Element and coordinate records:
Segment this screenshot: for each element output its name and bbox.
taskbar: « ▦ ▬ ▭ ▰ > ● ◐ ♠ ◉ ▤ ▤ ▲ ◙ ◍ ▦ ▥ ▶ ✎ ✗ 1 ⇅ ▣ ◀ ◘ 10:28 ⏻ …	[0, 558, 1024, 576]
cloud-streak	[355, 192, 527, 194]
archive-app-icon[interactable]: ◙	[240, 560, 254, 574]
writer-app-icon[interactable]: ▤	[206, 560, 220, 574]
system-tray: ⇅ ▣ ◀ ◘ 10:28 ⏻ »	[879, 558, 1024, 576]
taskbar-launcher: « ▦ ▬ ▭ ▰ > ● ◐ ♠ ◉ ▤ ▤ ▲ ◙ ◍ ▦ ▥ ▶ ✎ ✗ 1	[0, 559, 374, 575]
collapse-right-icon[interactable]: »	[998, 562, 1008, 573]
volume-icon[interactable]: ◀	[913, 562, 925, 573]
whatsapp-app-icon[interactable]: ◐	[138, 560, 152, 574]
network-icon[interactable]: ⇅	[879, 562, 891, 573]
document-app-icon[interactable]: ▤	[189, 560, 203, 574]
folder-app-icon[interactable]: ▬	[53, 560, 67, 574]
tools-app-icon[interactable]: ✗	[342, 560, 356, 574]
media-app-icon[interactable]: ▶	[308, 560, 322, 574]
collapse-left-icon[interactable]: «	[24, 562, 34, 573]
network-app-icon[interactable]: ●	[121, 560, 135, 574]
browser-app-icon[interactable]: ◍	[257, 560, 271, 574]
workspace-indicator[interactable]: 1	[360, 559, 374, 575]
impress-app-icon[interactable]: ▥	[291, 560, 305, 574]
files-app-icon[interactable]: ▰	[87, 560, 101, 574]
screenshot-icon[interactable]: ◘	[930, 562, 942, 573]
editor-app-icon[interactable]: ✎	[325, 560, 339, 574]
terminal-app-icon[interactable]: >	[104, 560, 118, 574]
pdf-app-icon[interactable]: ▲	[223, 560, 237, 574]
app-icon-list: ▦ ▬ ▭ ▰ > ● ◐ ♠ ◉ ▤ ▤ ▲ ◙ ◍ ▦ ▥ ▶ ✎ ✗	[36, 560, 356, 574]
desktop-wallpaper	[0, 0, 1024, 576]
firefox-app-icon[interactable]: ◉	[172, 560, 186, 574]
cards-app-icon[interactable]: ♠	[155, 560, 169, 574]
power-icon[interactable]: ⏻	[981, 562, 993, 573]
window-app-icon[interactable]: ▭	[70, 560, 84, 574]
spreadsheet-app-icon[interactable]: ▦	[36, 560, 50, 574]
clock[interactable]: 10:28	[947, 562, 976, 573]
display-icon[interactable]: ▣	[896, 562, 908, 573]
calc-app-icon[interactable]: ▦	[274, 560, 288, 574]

## Requirements
Write out the material above word for word, beginning at the start and ending at the line containing "app-icon-list: ▦ ▬", with both ends included.

## Response
Segment this screenshot: for each element output its name and bbox.
taskbar: « ▦ ▬ ▭ ▰ > ● ◐ ♠ ◉ ▤ ▤ ▲ ◙ ◍ ▦ ▥ ▶ ✎ ✗ 1 ⇅ ▣ ◀ ◘ 10:28 ⏻ …	[0, 558, 1024, 576]
cloud-streak	[355, 192, 527, 194]
archive-app-icon[interactable]: ◙	[240, 560, 254, 574]
writer-app-icon[interactable]: ▤	[206, 560, 220, 574]
system-tray: ⇅ ▣ ◀ ◘ 10:28 ⏻ »	[879, 558, 1024, 576]
taskbar-launcher: « ▦ ▬ ▭ ▰ > ● ◐ ♠ ◉ ▤ ▤ ▲ ◙ ◍ ▦ ▥ ▶ ✎ ✗ 1	[0, 559, 374, 575]
collapse-right-icon[interactable]: »	[998, 562, 1008, 573]
volume-icon[interactable]: ◀	[913, 562, 925, 573]
whatsapp-app-icon[interactable]: ◐	[138, 560, 152, 574]
network-icon[interactable]: ⇅	[879, 562, 891, 573]
document-app-icon[interactable]: ▤	[189, 560, 203, 574]
folder-app-icon[interactable]: ▬	[53, 560, 67, 574]
tools-app-icon[interactable]: ✗	[342, 560, 356, 574]
media-app-icon[interactable]: ▶	[308, 560, 322, 574]
collapse-left-icon[interactable]: «	[24, 562, 34, 573]
network-app-icon[interactable]: ●	[121, 560, 135, 574]
browser-app-icon[interactable]: ◍	[257, 560, 271, 574]
workspace-indicator[interactable]: 1	[360, 559, 374, 575]
impress-app-icon[interactable]: ▥	[291, 560, 305, 574]
files-app-icon[interactable]: ▰	[87, 560, 101, 574]
screenshot-icon[interactable]: ◘	[930, 562, 942, 573]
editor-app-icon[interactable]: ✎	[325, 560, 339, 574]
terminal-app-icon[interactable]: >	[104, 560, 118, 574]
pdf-app-icon[interactable]: ▲	[223, 560, 237, 574]
app-icon-list: ▦ ▬ ▭ ▰ > ● ◐ ♠ ◉ ▤ ▤ ▲ ◙ ◍ ▦ ▥ ▶ ✎ ✗	[36, 560, 356, 574]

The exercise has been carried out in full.